* [Exercise instructions]: Write out the listing below line for line, changing nothing.

** begin **

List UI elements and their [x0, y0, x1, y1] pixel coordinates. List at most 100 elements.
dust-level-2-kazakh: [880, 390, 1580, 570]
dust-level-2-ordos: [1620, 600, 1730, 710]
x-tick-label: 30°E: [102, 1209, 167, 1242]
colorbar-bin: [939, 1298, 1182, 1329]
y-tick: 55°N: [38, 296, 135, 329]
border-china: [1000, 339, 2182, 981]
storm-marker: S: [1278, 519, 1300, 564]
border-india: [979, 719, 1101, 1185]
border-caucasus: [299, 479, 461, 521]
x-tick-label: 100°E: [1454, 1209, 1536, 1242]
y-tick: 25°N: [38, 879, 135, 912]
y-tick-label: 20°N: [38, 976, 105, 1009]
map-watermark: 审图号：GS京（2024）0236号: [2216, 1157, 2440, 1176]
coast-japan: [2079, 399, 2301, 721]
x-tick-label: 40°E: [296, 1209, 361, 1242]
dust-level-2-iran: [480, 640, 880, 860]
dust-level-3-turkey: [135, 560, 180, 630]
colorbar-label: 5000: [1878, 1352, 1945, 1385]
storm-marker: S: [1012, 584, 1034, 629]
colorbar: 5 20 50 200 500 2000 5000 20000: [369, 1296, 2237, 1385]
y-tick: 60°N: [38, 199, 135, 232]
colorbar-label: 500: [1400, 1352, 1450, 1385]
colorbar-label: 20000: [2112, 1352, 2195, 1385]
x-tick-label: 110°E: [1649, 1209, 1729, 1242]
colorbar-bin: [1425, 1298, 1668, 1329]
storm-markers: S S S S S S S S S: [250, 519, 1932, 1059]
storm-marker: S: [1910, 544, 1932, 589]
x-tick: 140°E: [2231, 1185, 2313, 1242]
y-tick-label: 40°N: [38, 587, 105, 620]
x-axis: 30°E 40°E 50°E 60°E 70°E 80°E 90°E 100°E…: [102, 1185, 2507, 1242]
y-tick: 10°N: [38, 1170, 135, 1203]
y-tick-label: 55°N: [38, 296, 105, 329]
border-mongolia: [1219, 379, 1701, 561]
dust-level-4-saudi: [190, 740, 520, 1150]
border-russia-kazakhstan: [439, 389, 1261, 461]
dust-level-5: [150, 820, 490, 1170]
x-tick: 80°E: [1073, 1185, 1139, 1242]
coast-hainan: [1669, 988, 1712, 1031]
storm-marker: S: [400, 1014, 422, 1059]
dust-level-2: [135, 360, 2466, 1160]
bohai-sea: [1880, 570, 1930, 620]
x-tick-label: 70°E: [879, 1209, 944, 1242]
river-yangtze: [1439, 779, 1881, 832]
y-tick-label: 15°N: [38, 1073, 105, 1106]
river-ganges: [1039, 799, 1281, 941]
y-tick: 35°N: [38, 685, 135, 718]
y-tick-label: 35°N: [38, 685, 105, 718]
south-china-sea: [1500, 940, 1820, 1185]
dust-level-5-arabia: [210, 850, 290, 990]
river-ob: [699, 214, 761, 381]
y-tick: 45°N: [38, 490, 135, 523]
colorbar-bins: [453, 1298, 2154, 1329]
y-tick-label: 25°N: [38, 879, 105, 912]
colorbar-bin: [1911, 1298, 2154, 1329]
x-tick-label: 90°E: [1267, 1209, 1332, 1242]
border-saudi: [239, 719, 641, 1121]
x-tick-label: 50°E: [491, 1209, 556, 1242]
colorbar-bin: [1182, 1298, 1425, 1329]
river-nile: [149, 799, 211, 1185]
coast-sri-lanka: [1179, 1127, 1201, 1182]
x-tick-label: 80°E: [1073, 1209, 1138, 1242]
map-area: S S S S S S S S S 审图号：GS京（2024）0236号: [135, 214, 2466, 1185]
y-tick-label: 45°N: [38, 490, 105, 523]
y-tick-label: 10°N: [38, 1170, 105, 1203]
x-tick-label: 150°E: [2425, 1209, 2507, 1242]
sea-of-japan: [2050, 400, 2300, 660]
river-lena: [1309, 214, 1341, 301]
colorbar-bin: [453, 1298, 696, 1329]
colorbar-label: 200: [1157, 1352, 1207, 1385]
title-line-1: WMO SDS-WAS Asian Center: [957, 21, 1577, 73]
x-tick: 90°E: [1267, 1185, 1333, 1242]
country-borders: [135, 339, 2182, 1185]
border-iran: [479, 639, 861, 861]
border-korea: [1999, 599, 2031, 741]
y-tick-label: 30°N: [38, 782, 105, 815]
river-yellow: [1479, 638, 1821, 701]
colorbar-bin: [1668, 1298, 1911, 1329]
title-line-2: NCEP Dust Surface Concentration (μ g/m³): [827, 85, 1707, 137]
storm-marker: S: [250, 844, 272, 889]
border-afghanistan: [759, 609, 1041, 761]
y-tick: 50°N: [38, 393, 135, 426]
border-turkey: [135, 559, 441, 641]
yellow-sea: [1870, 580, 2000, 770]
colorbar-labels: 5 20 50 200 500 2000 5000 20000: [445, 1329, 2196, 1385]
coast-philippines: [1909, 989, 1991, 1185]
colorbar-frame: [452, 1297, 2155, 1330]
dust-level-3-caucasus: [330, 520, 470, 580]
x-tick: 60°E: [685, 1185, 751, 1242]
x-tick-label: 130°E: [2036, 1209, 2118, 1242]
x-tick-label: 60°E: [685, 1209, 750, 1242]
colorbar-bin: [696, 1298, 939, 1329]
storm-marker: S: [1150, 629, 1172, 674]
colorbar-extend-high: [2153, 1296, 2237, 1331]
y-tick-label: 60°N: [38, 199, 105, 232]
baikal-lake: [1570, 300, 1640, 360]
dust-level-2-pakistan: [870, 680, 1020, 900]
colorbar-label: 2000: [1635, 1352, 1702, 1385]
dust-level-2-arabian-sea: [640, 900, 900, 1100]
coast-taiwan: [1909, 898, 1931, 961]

** end **

* [Reply to the exercise]:
List UI elements and their [x0, y0, x1, y1] pixel coordinates. List at most 100 elements.
dust-level-2-kazakh: [880, 390, 1580, 570]
dust-level-2-ordos: [1620, 600, 1730, 710]
x-tick-label: 30°E: [102, 1209, 167, 1242]
colorbar-bin: [939, 1298, 1182, 1329]
y-tick: 55°N: [38, 296, 135, 329]
border-china: [1000, 339, 2182, 981]
storm-marker: S: [1278, 519, 1300, 564]
border-india: [979, 719, 1101, 1185]
border-caucasus: [299, 479, 461, 521]
x-tick-label: 100°E: [1454, 1209, 1536, 1242]
y-tick: 25°N: [38, 879, 135, 912]
y-tick-label: 20°N: [38, 976, 105, 1009]
map-watermark: 审图号：GS京（2024）0236号: [2216, 1157, 2440, 1176]
coast-japan: [2079, 399, 2301, 721]
x-tick-label: 40°E: [296, 1209, 361, 1242]
dust-level-2-iran: [480, 640, 880, 860]
dust-level-3-turkey: [135, 560, 180, 630]
colorbar-label: 5000: [1878, 1352, 1945, 1385]
storm-marker: S: [1012, 584, 1034, 629]
colorbar: 5 20 50 200 500 2000 5000 20000: [369, 1296, 2237, 1385]
y-tick: 60°N: [38, 199, 135, 232]
colorbar-label: 500: [1400, 1352, 1450, 1385]
colorbar-label: 20000: [2112, 1352, 2195, 1385]
x-tick-label: 110°E: [1649, 1209, 1729, 1242]
colorbar-bin: [1425, 1298, 1668, 1329]
storm-markers: S S S S S S S S S: [250, 519, 1932, 1059]
storm-marker: S: [1910, 544, 1932, 589]
x-tick: 140°E: [2231, 1185, 2313, 1242]
y-tick-label: 40°N: [38, 587, 105, 620]
x-axis: 30°E 40°E 50°E 60°E 70°E 80°E 90°E 100°E…: [102, 1185, 2507, 1242]
y-tick: 10°N: [38, 1170, 135, 1203]
y-tick-label: 55°N: [38, 296, 105, 329]
border-mongolia: [1219, 379, 1701, 561]
dust-level-4-saudi: [190, 740, 520, 1150]
border-russia-kazakhstan: [439, 389, 1261, 461]
dust-level-5: [150, 820, 490, 1170]
x-tick: 80°E: [1073, 1185, 1139, 1242]
coast-hainan: [1669, 988, 1712, 1031]
storm-marker: S: [400, 1014, 422, 1059]
dust-level-2: [135, 360, 2466, 1160]
bohai-sea: [1880, 570, 1930, 620]
x-tick-label: 70°E: [879, 1209, 944, 1242]
river-yangtze: [1439, 779, 1881, 832]
y-tick-label: 15°N: [38, 1073, 105, 1106]
river-ganges: [1039, 799, 1281, 941]
y-tick: 35°N: [38, 685, 135, 718]
y-tick-label: 35°N: [38, 685, 105, 718]
south-china-sea: [1500, 940, 1820, 1185]
dust-level-5-arabia: [210, 850, 290, 990]
river-ob: [699, 214, 761, 381]
y-tick: 45°N: [38, 490, 135, 523]
colorbar-bins: [453, 1298, 2154, 1329]
y-tick-label: 25°N: [38, 879, 105, 912]
colorbar-bin: [1911, 1298, 2154, 1329]
x-tick-label: 90°E: [1267, 1209, 1332, 1242]
border-saudi: [239, 719, 641, 1121]
x-tick-label: 50°E: [491, 1209, 556, 1242]
colorbar-bin: [1182, 1298, 1425, 1329]
river-nile: [149, 799, 211, 1185]
coast-sri-lanka: [1179, 1127, 1201, 1182]
x-tick-label: 80°E: [1073, 1209, 1138, 1242]
map-area: S S S S S S S S S 审图号：GS京（2024）0236号: [135, 214, 2466, 1185]
y-tick-label: 45°N: [38, 490, 105, 523]
y-tick-label: 10°N: [38, 1170, 105, 1203]
x-tick-label: 150°E: [2425, 1209, 2507, 1242]
sea-of-japan: [2050, 400, 2300, 660]
river-lena: [1309, 214, 1341, 301]
colorbar-bin: [453, 1298, 696, 1329]
colorbar-label: 200: [1157, 1352, 1207, 1385]
title-line-1: WMO SDS-WAS Asian Center: [957, 21, 1577, 73]
x-tick: 90°E: [1267, 1185, 1333, 1242]
country-borders: [135, 339, 2182, 1185]
border-iran: [479, 639, 861, 861]
border-korea: [1999, 599, 2031, 741]
y-tick-label: 30°N: [38, 782, 105, 815]
river-yellow: [1479, 638, 1821, 701]
colorbar-bin: [1668, 1298, 1911, 1329]
title-line-2: NCEP Dust Surface Concentration (μ g/m³): [827, 85, 1707, 137]
storm-marker: S: [250, 844, 272, 889]
border-afghanistan: [759, 609, 1041, 761]
y-tick: 50°N: [38, 393, 135, 426]
border-turkey: [135, 559, 441, 641]
yellow-sea: [1870, 580, 2000, 770]
colorbar-labels: 5 20 50 200 500 2000 5000 20000: [445, 1329, 2196, 1385]
coast-philippines: [1909, 989, 1991, 1185]
colorbar-frame: [452, 1297, 2155, 1330]
dust-level-3-caucasus: [330, 520, 470, 580]
x-tick: 60°E: [685, 1185, 751, 1242]
x-tick-label: 130°E: [2036, 1209, 2118, 1242]
x-tick-label: 60°E: [685, 1209, 750, 1242]
colorbar-bin: [696, 1298, 939, 1329]
storm-marker: S: [1150, 629, 1172, 674]
colorbar-extend-high: [2153, 1296, 2237, 1331]
y-tick-label: 60°N: [38, 199, 105, 232]
baikal-lake: [1570, 300, 1640, 360]
dust-level-2-pakistan: [870, 680, 1020, 900]
colorbar-label: 2000: [1635, 1352, 1702, 1385]
dust-level-2-arabian-sea: [640, 900, 900, 1100]
coast-taiwan: [1909, 898, 1931, 961]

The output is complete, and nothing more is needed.